# Problem details:
Copy out every line exactly, passing over the pictures.

Data entries for graphics:

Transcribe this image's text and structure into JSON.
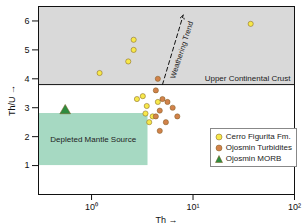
{
  "chart_data": {
    "type": "scatter",
    "x_label": "Th",
    "y_label": "Th/U",
    "log": "x",
    "xlim": [
      0.3,
      100
    ],
    "ylim": [
      0,
      6.5
    ],
    "xticks": [
      {
        "value": 1,
        "label": "10⁰"
      },
      {
        "value": 10,
        "label": "10¹"
      },
      {
        "value": 100,
        "label": "10²"
      }
    ],
    "yticks": [
      1,
      2,
      3,
      4,
      5,
      6
    ],
    "legend": "lower right",
    "series": [
      {
        "name": "Cerro Figurita Fm.",
        "color": "#f7e84a",
        "marker": "circle",
        "x": [
          1.2,
          2.6,
          2.6,
          2.3,
          2.8,
          3.2,
          3.5,
          3.4,
          3.7,
          4,
          4.5,
          37
        ],
        "values": [
          4.2,
          5.35,
          5.0,
          4.6,
          3.3,
          3.4,
          3.06,
          2.8,
          2.5,
          2.7,
          3.2,
          5.9
        ]
      },
      {
        "name": "Ojosmin Turbidites",
        "color": "#d2824a",
        "marker": "circle",
        "x": [
          4.5,
          4.3,
          5,
          4.7,
          5.6,
          6.3,
          5.4,
          4.7,
          7,
          4.3
        ],
        "values": [
          4.0,
          3.6,
          3.3,
          2.9,
          3.2,
          3.0,
          2.5,
          2.2,
          2.7,
          2.7
        ]
      },
      {
        "name": "Ojosmin MORB",
        "color": "#2e8b3e",
        "marker": "triangle",
        "x": [
          0.55
        ],
        "values": [
          2.9
        ]
      }
    ],
    "regions": [
      {
        "label": "Upper Continental Crust",
        "color": "#d9d9d9",
        "x": [
          0.3,
          100
        ],
        "y": [
          3.8,
          6.5
        ]
      },
      {
        "label": "Depleted Mantle Source",
        "color": "#a6d9c2",
        "x": [
          0.3,
          3.6
        ],
        "y": [
          1,
          2.8
        ]
      }
    ],
    "annotations": [
      {
        "text": "Weathering Trend",
        "x": [
          5,
          8
        ],
        "y": [
          3.8,
          6.2
        ],
        "line_style": "dashed"
      }
    ]
  }
}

# Result:
Transcribe this image's text and structure into JSON.
{
  "chart_data": {
    "type": "scatter",
    "x_label": "Th",
    "y_label": "Th/U",
    "log": "x",
    "xlim": [
      0.3,
      100
    ],
    "ylim": [
      0,
      6.5
    ],
    "xticks": [
      {
        "value": 1,
        "label": "10⁰"
      },
      {
        "value": 10,
        "label": "10¹"
      },
      {
        "value": 100,
        "label": "10²"
      }
    ],
    "yticks": [
      1,
      2,
      3,
      4,
      5,
      6
    ],
    "legend": "lower right",
    "series": [
      {
        "name": "Cerro Figurita Fm.",
        "color": "#f7e84a",
        "marker": "circle",
        "x": [
          1.2,
          2.6,
          2.6,
          2.3,
          2.8,
          3.2,
          3.5,
          3.4,
          3.7,
          4,
          4.5,
          37
        ],
        "values": [
          4.2,
          5.35,
          5.0,
          4.6,
          3.3,
          3.4,
          3.06,
          2.8,
          2.5,
          2.7,
          3.2,
          5.9
        ]
      },
      {
        "name": "Ojosmin Turbidites",
        "color": "#d2824a",
        "marker": "circle",
        "x": [
          4.5,
          4.3,
          5,
          4.7,
          5.6,
          6.3,
          5.4,
          4.7,
          7,
          4.3
        ],
        "values": [
          4.0,
          3.6,
          3.3,
          2.9,
          3.2,
          3.0,
          2.5,
          2.2,
          2.7,
          2.7
        ]
      },
      {
        "name": "Ojosmin MORB",
        "color": "#2e8b3e",
        "marker": "triangle",
        "x": [
          0.55
        ],
        "values": [
          2.9
        ]
      }
    ],
    "regions": [
      {
        "label": "Upper Continental Crust",
        "color": "#d9d9d9",
        "x": [
          0.3,
          100
        ],
        "y": [
          3.8,
          6.5
        ]
      },
      {
        "label": "Depleted Mantle Source",
        "color": "#a6d9c2",
        "x": [
          0.3,
          3.6
        ],
        "y": [
          1,
          2.8
        ]
      }
    ],
    "annotations": [
      {
        "text": "Weathering Trend",
        "x": [
          5,
          8
        ],
        "y": [
          3.8,
          6.2
        ],
        "line_style": "dashed"
      }
    ]
  }
}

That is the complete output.